### Task prompt
Substitute "Learner A" for every occurrence of "Learner 1" in the items below, and leave every other character unchanged.

### Supplied entries
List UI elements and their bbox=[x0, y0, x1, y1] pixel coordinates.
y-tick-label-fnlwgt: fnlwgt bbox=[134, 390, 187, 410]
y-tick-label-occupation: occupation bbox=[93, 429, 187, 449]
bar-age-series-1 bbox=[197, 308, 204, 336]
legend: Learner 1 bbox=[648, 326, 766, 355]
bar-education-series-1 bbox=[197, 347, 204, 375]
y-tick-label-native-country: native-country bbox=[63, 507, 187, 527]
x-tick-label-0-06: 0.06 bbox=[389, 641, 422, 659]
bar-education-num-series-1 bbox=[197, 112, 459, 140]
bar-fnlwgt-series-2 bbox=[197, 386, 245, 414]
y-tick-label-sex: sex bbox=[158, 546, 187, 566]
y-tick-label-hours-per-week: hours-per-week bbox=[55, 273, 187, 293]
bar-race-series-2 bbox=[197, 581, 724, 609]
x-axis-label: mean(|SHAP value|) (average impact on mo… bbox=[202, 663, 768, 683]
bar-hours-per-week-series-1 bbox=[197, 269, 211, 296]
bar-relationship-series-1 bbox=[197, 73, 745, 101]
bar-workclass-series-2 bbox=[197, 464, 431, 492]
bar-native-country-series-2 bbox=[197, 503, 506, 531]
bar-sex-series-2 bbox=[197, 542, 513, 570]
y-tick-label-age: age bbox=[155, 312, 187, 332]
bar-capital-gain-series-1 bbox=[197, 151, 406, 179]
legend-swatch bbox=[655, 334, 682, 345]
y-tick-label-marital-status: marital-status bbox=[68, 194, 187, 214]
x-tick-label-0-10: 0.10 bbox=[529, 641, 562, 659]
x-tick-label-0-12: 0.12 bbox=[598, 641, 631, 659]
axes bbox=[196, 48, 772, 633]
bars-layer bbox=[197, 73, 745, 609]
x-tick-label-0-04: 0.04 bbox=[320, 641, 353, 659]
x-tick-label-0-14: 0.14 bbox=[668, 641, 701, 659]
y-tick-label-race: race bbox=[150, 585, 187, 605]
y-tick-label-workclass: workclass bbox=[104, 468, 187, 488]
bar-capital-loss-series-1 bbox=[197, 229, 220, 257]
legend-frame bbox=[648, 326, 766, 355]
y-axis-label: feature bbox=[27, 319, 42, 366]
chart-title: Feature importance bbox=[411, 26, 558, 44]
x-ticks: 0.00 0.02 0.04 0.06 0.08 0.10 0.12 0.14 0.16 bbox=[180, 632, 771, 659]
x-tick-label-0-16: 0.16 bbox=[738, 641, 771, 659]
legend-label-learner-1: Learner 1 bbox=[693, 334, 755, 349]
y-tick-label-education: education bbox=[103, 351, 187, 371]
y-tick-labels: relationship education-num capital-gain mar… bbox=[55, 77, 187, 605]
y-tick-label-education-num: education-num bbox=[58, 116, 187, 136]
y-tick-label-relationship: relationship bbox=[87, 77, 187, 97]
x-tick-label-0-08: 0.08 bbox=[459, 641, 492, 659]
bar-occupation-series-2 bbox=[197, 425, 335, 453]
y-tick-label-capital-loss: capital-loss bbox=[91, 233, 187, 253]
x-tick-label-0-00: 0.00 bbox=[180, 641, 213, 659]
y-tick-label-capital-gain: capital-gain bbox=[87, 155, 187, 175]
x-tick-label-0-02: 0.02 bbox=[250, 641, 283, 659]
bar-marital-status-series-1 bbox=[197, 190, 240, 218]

### Task result
List UI elements and their bbox=[x0, y0, x1, y1] pixel coordinates.
y-tick-label-fnlwgt: fnlwgt bbox=[134, 390, 187, 410]
y-tick-label-occupation: occupation bbox=[93, 429, 187, 449]
bar-age-series-1 bbox=[197, 308, 204, 336]
legend: Learner A bbox=[648, 326, 766, 355]
bar-education-series-1 bbox=[197, 347, 204, 375]
y-tick-label-native-country: native-country bbox=[63, 507, 187, 527]
x-tick-label-0-06: 0.06 bbox=[389, 641, 422, 659]
bar-education-num-series-1 bbox=[197, 112, 459, 140]
bar-fnlwgt-series-2 bbox=[197, 386, 245, 414]
y-tick-label-sex: sex bbox=[158, 546, 187, 566]
y-tick-label-hours-per-week: hours-per-week bbox=[55, 273, 187, 293]
bar-race-series-2 bbox=[197, 581, 724, 609]
x-axis-label: mean(|SHAP value|) (average impact on mo… bbox=[202, 663, 768, 683]
bar-hours-per-week-series-1 bbox=[197, 269, 211, 296]
bar-relationship-series-1 bbox=[197, 73, 745, 101]
bar-workclass-series-2 bbox=[197, 464, 431, 492]
bar-native-country-series-2 bbox=[197, 503, 506, 531]
bar-sex-series-2 bbox=[197, 542, 513, 570]
y-tick-label-age: age bbox=[155, 312, 187, 332]
bar-capital-gain-series-1 bbox=[197, 151, 406, 179]
legend-swatch bbox=[655, 334, 682, 345]
y-tick-label-marital-status: marital-status bbox=[68, 194, 187, 214]
x-tick-label-0-10: 0.10 bbox=[529, 641, 562, 659]
x-tick-label-0-12: 0.12 bbox=[598, 641, 631, 659]
axes bbox=[196, 48, 772, 633]
bars-layer bbox=[197, 73, 745, 609]
x-tick-label-0-04: 0.04 bbox=[320, 641, 353, 659]
x-tick-label-0-14: 0.14 bbox=[668, 641, 701, 659]
y-tick-label-race: race bbox=[150, 585, 187, 605]
y-tick-label-workclass: workclass bbox=[104, 468, 187, 488]
bar-capital-loss-series-1 bbox=[197, 229, 220, 257]
legend-frame bbox=[648, 326, 766, 355]
y-axis-label: feature bbox=[27, 319, 42, 366]
chart-title: Feature importance bbox=[411, 26, 558, 44]
x-ticks: 0.00 0.02 0.04 0.06 0.08 0.10 0.12 0.14 0.16 bbox=[180, 632, 771, 659]
x-tick-label-0-16: 0.16 bbox=[738, 641, 771, 659]
legend-label-learner-1: Learner A bbox=[693, 334, 755, 349]
y-tick-label-education: education bbox=[103, 351, 187, 371]
y-tick-labels: relationship education-num capital-gain mar… bbox=[55, 77, 187, 605]
y-tick-label-education-num: education-num bbox=[58, 116, 187, 136]
y-tick-label-relationship: relationship bbox=[87, 77, 187, 97]
x-tick-label-0-08: 0.08 bbox=[459, 641, 492, 659]
bar-occupation-series-2 bbox=[197, 425, 335, 453]
y-tick-label-capital-loss: capital-loss bbox=[91, 233, 187, 253]
x-tick-label-0-00: 0.00 bbox=[180, 641, 213, 659]
y-tick-label-capital-gain: capital-gain bbox=[87, 155, 187, 175]
x-tick-label-0-02: 0.02 bbox=[250, 641, 283, 659]
bar-marital-status-series-1 bbox=[197, 190, 240, 218]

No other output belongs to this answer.